The request. Skip the pictures and quote all of the lines exactly.

┌─ Data for processing

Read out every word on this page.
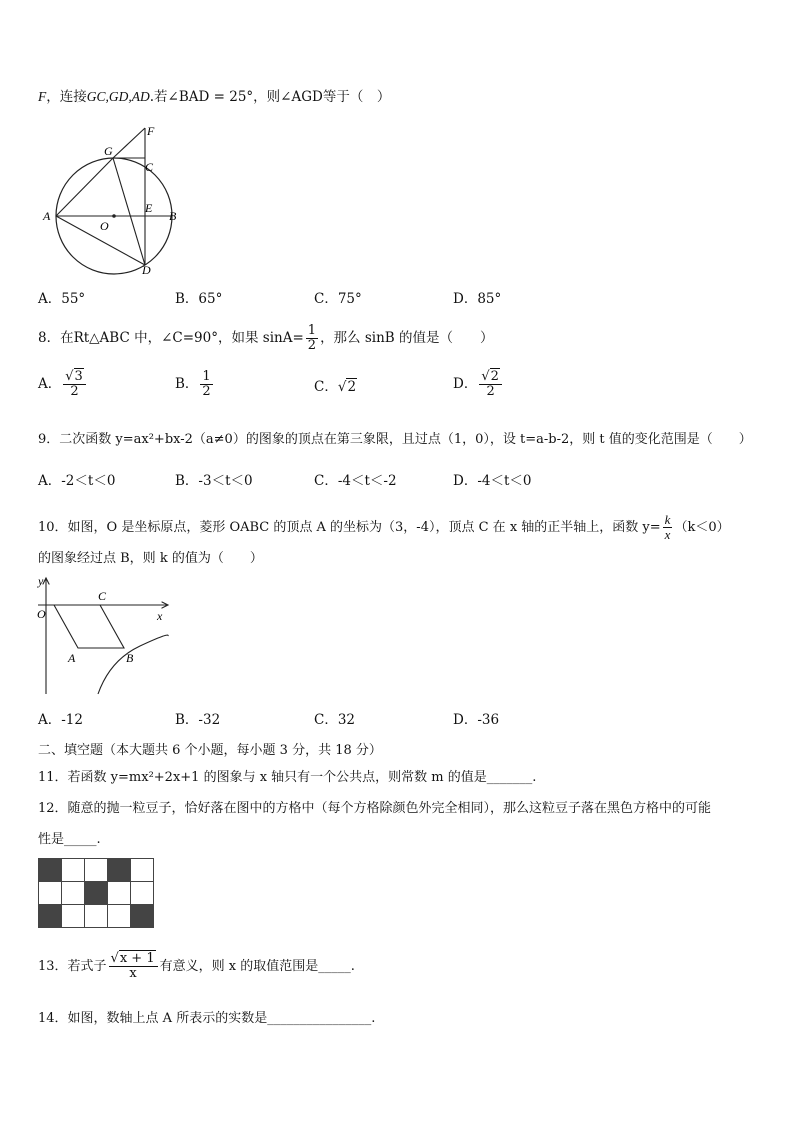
F，连接GC,GD,AD.若∠BAD = 25°，则∠AGD等于（　）
F
G
C
A
E
B
O
D
A．55°	B．65°	C．75°	D．85°
8．在Rt△ABC 中，∠C=90°，如果 $\sin A= \frac{1}{2}$ ，那么 sinB 的值是（　　）
A． $\frac{√3}{2}$	B． $\frac{1}{2}$	C．√2	D． $\frac{√2}{2}$
9．二次函数 y=ax²+bx-2（a≠0）的图象的顶点在第三象限，且过点（1，0），设 t=a-b-2，则 t 值的变化范围是（　　）
A．-2＜t＜0	B．-3＜t＜0	C．-4＜t＜-2	D．-4＜t＜0
10．如图，O 是坐标原点，菱形 OABC 的顶点 A 的坐标为（3，-4），顶点 C 在 x 轴的正半轴上，函数 $y= \frac{k}{x} (k<0)$
的图象经过点 B，则 k 的值为（　　）
y
O
C
x
A	B
A．-12	B．-32	C．32	D．-36
二、填空题（本大题共 6 个小题，每小题 3 分，共 18 分）
11．若函数 y=mx²+2x+1 的图象与 x 轴只有一个公共点，则常数 m 的值是_______.
12．随意的抛一粒豆子，恰好落在图中的方格中（每个方格除颜色外完全相同），那么这粒豆子落在黑色方格中的可能
性是_____.

13．若式子 $\frac{√x + 1}{x}$ 有意义，则 x 的取值范围是_____.
14．如图，数轴上点 A 所表示的实数是________________.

└─

Expected answer.
Read out every word on this page.
F，连接GC,GD,AD.若∠BAD = 25°，则∠AGD等于（　）
F
G
C
A
E
B
O
D
A．55°	B．65°	C．75°	D．85°
8．在Rt△ABC 中，∠C=90°，如果 $\sin A= \frac{1}{2}$ ，那么 sinB 的值是（　　）
A． $\frac{√3}{2}$	B． $\frac{1}{2}$	C．√2	D． $\frac{√2}{2}$
9．二次函数 y=ax²+bx-2（a≠0）的图象的顶点在第三象限，且过点（1，0），设 t=a-b-2，则 t 值的变化范围是（　　）
A．-2＜t＜0	B．-3＜t＜0	C．-4＜t＜-2	D．-4＜t＜0
10．如图，O 是坐标原点，菱形 OABC 的顶点 A 的坐标为（3，-4），顶点 C 在 x 轴的正半轴上，函数 $y= \frac{k}{x} (k<0)$
的图象经过点 B，则 k 的值为（　　）
y
O
C
x
A	B
A．-12	B．-32	C．32	D．-36
二、填空题（本大题共 6 个小题，每小题 3 分，共 18 分）
11．若函数 y=mx²+2x+1 的图象与 x 轴只有一个公共点，则常数 m 的值是_______.
12．随意的抛一粒豆子，恰好落在图中的方格中（每个方格除颜色外完全相同），那么这粒豆子落在黑色方格中的可能
性是_____.

13．若式子 $\frac{√x + 1}{x}$ 有意义，则 x 的取值范围是_____.
14．如图，数轴上点 A 所表示的实数是________________.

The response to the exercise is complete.